* _Given data_
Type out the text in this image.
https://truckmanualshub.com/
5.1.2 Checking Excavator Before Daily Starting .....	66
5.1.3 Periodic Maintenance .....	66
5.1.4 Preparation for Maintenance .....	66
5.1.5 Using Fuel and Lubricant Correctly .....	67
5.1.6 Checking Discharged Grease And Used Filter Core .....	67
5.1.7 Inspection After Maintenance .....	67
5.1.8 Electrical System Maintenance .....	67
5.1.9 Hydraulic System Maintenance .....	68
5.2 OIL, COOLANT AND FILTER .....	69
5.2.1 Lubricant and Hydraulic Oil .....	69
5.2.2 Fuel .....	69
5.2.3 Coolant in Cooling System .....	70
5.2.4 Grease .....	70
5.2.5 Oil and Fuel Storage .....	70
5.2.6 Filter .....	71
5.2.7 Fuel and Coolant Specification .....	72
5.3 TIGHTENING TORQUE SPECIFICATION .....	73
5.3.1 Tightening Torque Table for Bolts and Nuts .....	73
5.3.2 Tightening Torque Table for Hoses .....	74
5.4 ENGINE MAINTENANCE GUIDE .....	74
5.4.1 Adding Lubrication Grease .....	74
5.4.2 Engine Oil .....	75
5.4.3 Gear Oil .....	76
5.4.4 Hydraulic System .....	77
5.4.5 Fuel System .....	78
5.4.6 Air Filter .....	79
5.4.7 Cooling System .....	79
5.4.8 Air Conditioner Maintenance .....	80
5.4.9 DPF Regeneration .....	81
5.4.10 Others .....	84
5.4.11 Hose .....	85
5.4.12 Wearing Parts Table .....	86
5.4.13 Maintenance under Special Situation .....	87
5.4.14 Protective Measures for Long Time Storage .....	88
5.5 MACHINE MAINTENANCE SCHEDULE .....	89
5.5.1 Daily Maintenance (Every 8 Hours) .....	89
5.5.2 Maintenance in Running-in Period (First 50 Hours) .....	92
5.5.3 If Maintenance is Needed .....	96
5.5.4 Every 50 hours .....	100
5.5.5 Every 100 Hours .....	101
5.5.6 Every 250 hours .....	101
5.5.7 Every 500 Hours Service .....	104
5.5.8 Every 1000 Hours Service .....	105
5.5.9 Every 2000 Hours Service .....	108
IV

* _Aim_
Type out the entries again, word for word.

* _Task response_
Type out the text in this image.
https://truckmanualshub.com/
5.1.2 Checking Excavator Before Daily Starting .....	66
5.1.3 Periodic Maintenance .....	66
5.1.4 Preparation for Maintenance .....	66
5.1.5 Using Fuel and Lubricant Correctly .....	67
5.1.6 Checking Discharged Grease And Used Filter Core .....	67
5.1.7 Inspection After Maintenance .....	67
5.1.8 Electrical System Maintenance .....	67
5.1.9 Hydraulic System Maintenance .....	68
5.2 OIL, COOLANT AND FILTER .....	69
5.2.1 Lubricant and Hydraulic Oil .....	69
5.2.2 Fuel .....	69
5.2.3 Coolant in Cooling System .....	70
5.2.4 Grease .....	70
5.2.5 Oil and Fuel Storage .....	70
5.2.6 Filter .....	71
5.2.7 Fuel and Coolant Specification .....	72
5.3 TIGHTENING TORQUE SPECIFICATION .....	73
5.3.1 Tightening Torque Table for Bolts and Nuts .....	73
5.3.2 Tightening Torque Table for Hoses .....	74
5.4 ENGINE MAINTENANCE GUIDE .....	74
5.4.1 Adding Lubrication Grease .....	74
5.4.2 Engine Oil .....	75
5.4.3 Gear Oil .....	76
5.4.4 Hydraulic System .....	77
5.4.5 Fuel System .....	78
5.4.6 Air Filter .....	79
5.4.7 Cooling System .....	79
5.4.8 Air Conditioner Maintenance .....	80
5.4.9 DPF Regeneration .....	81
5.4.10 Others .....	84
5.4.11 Hose .....	85
5.4.12 Wearing Parts Table .....	86
5.4.13 Maintenance under Special Situation .....	87
5.4.14 Protective Measures for Long Time Storage .....	88
5.5 MACHINE MAINTENANCE SCHEDULE .....	89
5.5.1 Daily Maintenance (Every 8 Hours) .....	89
5.5.2 Maintenance in Running-in Period (First 50 Hours) .....	92
5.5.3 If Maintenance is Needed .....	96
5.5.4 Every 50 hours .....	100
5.5.5 Every 100 Hours .....	101
5.5.6 Every 250 hours .....	101
5.5.7 Every 500 Hours Service .....	104
5.5.8 Every 1000 Hours Service .....	105
5.5.9 Every 2000 Hours Service .....	108
IV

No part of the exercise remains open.